== INSTRUCTION ==
Every line of the data that contains the string "ikke" must be copied.

[START OF DATA SUPPLIED]

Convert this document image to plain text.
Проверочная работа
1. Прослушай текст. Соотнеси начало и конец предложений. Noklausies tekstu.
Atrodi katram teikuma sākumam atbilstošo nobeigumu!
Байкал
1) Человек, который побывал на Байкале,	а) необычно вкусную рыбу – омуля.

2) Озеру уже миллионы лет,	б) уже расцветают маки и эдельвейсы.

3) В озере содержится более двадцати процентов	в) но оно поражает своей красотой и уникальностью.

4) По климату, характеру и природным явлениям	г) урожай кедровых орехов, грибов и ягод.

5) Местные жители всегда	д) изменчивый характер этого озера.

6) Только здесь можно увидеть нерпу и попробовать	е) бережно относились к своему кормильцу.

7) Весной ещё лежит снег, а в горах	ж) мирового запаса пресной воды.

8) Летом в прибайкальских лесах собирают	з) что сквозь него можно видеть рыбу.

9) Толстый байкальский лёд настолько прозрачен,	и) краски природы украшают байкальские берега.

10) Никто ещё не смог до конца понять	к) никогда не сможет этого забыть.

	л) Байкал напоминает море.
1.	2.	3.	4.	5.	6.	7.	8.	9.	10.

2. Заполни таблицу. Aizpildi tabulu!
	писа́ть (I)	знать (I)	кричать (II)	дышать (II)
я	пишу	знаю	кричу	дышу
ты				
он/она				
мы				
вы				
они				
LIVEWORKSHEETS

[END OF DATA SUPPLIED]
[START OF DATA SUPPLIED]

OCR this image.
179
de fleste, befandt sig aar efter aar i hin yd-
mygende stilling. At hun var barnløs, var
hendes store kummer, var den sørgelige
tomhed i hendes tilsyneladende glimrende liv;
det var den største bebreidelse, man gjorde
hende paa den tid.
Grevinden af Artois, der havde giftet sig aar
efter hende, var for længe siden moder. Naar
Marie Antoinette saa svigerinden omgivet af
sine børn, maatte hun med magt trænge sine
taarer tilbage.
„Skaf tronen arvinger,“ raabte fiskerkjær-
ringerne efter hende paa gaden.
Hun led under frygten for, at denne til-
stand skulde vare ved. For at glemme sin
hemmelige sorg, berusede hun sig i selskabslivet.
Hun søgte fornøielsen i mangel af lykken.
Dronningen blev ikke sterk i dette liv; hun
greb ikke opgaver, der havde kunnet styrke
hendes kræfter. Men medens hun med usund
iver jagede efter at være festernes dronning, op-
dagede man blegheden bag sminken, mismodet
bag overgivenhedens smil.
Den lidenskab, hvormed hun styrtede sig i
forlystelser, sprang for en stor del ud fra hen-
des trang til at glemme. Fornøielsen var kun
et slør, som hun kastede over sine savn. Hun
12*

[END OF DATA SUPPLIED]

== TASK ANSWER ==
Dronningen blev ikke sterk i dette liv; hun
greb ikke opgaver, der havde kunnet styrke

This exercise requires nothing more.